▶ [EXTRACTED TEXT]
# It finally happened........"centerfold"



## Razor Blade (Jan 27, 2014)

About 2 years ago I was approached about an article on my knives. I was expecting a " get to know solid rock knives " advertisement. Tactical Knives 2014 May issue did right by me with a 3 + page article on my knives. 
     A big THANK YOU to Terrell Hoffman , writer , and Tactical Knives, I am very grateful for the wonderful article. 

Scott Davidson


----------



## NiteHunter (Jan 27, 2014)

Good work Scott.


----------



## Dr. Strangelove (Jan 27, 2014)

Congratulations!


----------



## marknga (Jan 27, 2014)

That is awesome! Hard work and dedication to deliver a great piece deserve to be acknowledged


----------



## bbs383ci (Jan 27, 2014)

Awesome job on a great milestone in your work. Congrats!!!!!!!!!!


----------



## allen456 (Jan 27, 2014)

Congrats buddy and you without a doubt deserve it!


----------



## fishbum2000 (Jan 28, 2014)

Congratulations Scott!!!!!!!!!!!!!!!!!!


----------



## flintlocker (Jan 28, 2014)

Congrats, Well deserved


----------



## ncrobb (Jan 28, 2014)

Very nice and congratulations..... as the J. Geils Band plays in the background.


----------



## Nugefan (Jan 28, 2014)

congrats to you my friend ....


----------



## Anvil Head (Jan 28, 2014)

Geez......was that the only picture they had?

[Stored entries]

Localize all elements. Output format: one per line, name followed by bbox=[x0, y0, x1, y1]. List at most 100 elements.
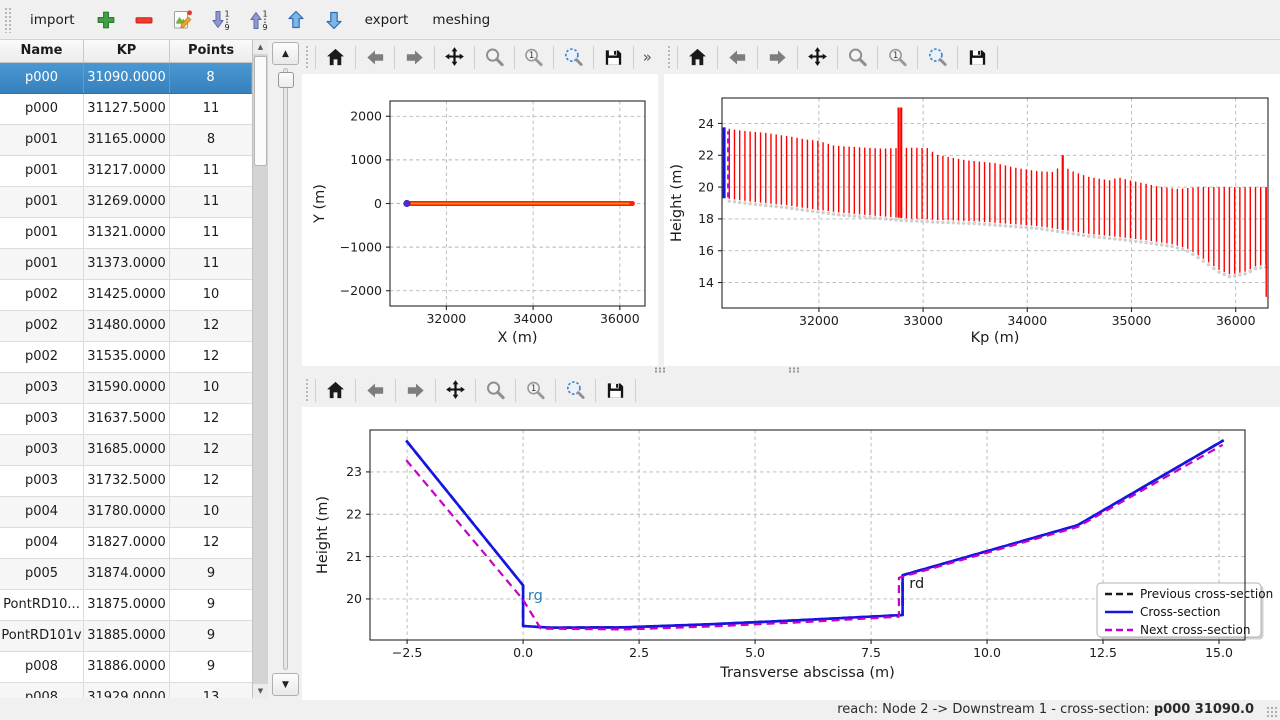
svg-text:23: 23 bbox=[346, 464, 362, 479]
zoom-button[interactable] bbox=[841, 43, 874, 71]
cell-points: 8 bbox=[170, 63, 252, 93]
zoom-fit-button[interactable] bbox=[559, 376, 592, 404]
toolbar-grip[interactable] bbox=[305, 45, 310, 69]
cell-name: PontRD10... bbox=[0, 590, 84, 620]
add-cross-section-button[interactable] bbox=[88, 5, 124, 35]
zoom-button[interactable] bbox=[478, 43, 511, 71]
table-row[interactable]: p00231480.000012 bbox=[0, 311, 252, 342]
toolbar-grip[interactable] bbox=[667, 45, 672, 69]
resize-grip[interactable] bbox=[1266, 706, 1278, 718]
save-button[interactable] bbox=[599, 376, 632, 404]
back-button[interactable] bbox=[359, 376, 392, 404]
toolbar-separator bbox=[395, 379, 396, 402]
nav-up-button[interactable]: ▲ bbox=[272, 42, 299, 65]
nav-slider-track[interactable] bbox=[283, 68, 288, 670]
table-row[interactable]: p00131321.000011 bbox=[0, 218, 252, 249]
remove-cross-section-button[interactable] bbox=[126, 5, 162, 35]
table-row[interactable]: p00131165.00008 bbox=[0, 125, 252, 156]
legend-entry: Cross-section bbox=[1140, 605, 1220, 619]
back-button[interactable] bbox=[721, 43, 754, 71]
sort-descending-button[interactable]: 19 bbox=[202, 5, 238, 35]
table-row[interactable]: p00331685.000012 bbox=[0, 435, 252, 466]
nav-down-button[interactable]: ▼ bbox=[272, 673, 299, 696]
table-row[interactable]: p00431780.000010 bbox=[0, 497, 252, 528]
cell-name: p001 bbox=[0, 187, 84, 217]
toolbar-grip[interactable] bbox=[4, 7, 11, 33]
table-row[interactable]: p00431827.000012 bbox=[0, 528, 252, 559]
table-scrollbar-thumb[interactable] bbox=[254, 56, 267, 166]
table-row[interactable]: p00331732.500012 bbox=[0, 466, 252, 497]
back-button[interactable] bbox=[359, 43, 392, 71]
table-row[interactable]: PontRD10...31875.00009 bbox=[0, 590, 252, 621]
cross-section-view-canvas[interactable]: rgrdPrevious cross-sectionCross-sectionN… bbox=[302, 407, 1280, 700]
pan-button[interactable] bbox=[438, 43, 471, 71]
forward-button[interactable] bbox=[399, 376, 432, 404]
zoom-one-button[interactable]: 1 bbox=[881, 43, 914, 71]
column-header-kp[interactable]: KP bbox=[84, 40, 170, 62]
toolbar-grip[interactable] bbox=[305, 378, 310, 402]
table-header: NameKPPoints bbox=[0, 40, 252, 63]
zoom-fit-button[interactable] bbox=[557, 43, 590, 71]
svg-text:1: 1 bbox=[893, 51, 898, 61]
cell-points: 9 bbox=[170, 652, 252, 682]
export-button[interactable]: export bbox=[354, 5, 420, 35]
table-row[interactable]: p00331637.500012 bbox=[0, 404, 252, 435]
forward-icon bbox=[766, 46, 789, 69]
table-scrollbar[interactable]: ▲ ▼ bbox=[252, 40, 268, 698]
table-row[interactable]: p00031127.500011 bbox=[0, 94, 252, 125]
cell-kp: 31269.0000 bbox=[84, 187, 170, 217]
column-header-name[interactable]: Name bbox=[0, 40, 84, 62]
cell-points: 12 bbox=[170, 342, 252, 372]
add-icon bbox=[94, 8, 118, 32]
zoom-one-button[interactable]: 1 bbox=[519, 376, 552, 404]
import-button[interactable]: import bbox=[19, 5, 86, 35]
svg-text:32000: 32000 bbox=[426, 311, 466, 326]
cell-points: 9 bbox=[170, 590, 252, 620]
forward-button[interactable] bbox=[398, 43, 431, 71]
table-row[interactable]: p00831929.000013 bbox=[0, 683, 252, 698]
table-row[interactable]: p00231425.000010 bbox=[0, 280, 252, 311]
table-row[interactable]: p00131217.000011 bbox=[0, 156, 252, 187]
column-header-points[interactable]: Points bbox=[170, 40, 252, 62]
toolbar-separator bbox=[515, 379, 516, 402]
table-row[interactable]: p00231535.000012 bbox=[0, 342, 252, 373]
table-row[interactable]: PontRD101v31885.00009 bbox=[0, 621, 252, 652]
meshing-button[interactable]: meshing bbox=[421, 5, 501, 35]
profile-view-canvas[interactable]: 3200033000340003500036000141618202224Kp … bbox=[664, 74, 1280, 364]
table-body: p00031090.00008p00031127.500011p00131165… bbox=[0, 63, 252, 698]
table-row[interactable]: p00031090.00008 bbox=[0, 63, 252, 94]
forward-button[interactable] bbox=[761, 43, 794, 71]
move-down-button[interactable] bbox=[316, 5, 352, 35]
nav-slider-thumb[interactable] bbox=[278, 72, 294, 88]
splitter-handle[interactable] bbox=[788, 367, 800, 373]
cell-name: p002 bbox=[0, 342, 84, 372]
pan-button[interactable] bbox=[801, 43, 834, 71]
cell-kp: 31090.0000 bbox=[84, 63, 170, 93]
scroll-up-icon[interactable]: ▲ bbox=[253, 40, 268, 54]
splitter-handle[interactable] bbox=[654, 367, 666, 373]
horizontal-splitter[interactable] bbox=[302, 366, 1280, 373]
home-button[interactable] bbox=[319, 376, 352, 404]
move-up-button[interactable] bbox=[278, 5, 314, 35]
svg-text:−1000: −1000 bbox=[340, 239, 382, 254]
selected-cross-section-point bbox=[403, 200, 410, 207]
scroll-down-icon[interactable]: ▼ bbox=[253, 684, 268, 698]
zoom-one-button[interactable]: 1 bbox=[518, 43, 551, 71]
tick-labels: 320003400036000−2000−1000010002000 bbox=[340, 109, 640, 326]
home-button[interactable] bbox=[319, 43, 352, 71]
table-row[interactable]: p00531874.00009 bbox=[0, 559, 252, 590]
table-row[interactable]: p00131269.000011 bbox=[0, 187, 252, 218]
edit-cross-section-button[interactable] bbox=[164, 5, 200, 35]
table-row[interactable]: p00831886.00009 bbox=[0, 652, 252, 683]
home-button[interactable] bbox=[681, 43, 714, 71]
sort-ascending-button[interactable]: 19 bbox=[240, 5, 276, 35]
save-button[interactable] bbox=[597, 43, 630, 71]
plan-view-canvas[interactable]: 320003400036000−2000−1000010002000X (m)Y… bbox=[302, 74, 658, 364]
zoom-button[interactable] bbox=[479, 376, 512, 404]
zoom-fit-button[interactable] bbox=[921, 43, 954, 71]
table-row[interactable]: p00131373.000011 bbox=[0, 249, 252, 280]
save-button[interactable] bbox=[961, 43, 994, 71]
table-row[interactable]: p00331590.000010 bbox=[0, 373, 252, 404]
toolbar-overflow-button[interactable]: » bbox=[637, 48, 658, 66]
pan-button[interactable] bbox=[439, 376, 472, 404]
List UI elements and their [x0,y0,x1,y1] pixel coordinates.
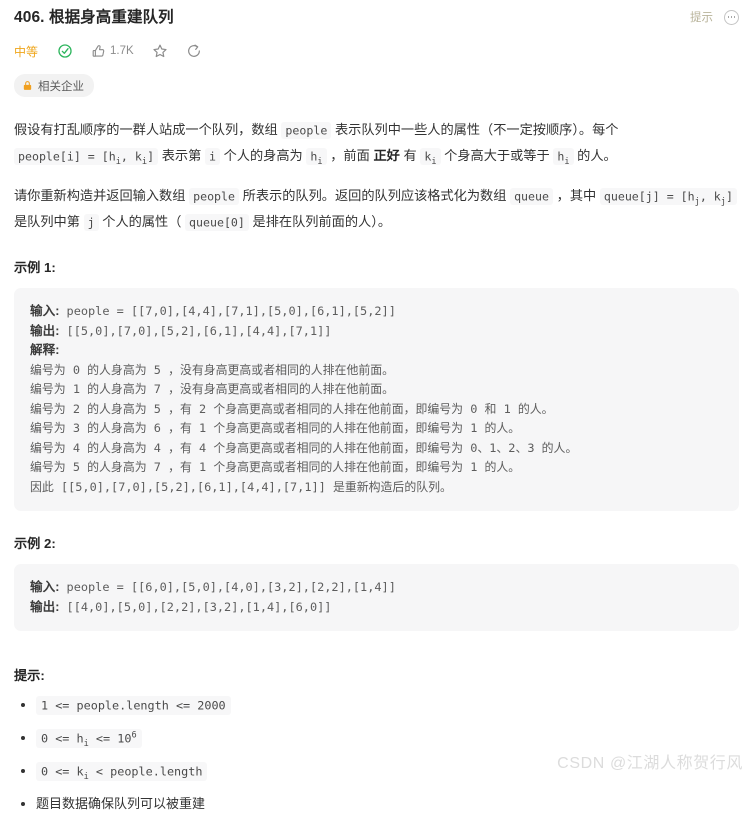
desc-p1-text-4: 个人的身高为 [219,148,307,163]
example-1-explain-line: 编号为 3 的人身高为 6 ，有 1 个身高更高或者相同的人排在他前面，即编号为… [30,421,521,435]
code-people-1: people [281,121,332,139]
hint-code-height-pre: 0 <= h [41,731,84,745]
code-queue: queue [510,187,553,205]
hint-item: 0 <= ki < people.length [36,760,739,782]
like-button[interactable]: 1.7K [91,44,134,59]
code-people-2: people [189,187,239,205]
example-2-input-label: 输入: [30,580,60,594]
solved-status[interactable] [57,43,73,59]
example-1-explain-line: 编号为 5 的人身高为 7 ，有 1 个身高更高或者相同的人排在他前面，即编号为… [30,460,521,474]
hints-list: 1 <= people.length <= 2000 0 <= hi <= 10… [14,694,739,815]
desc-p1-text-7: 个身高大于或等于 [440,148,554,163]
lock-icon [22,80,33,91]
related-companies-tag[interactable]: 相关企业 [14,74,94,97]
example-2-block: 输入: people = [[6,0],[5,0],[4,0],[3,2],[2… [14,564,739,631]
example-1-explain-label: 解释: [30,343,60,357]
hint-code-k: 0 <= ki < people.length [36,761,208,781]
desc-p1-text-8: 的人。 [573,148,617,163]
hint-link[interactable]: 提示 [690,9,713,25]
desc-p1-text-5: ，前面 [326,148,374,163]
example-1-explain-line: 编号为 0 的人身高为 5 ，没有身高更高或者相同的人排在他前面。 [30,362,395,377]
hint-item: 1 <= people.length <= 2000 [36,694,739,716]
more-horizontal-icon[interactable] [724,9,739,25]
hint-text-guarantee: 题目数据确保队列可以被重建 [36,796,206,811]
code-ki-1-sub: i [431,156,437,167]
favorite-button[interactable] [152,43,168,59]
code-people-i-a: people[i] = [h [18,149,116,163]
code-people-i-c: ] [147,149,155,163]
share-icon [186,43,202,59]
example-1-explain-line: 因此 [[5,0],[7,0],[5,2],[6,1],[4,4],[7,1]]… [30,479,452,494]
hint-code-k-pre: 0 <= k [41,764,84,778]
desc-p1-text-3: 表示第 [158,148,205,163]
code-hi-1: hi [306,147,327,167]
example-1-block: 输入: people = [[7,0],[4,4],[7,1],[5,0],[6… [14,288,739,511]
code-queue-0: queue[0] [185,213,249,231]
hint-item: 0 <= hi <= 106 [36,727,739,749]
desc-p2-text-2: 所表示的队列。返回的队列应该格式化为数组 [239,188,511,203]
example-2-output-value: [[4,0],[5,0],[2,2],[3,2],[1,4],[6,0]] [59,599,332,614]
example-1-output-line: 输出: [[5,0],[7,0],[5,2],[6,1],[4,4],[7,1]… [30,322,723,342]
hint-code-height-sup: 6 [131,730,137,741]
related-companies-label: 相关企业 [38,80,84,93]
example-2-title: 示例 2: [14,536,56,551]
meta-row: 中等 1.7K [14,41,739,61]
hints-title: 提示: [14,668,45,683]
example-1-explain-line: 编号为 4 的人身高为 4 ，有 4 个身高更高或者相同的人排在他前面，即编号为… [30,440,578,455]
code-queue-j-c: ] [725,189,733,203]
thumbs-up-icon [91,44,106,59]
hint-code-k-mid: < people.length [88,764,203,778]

▶ [WHAT IS ASKED]
- a) List the usernames of everyone who posted in the forum thread about the knife article on Jan 28, 2014.
- b) From the forum thread about the knife article, extract the passage from "## Razor Blade" up to and including "the wonderful article.".

▶ [ANSWERS]
- a)
fishbum2000
flintlocker
ncrobb
Nugefan
Anvil Head

- b)
## Razor Blade (Jan 27, 2014)

About 2 years ago I was approached about an article on my knives. I was expecting a " get to know solid rock knives " advertisement. Tactical Knives 2014 May issue did right by me with a 3 + page article on my knives. 
     A big THANK YOU to Terrell Hoffman , writer , and Tactical Knives, I am very grateful for the wonderful article.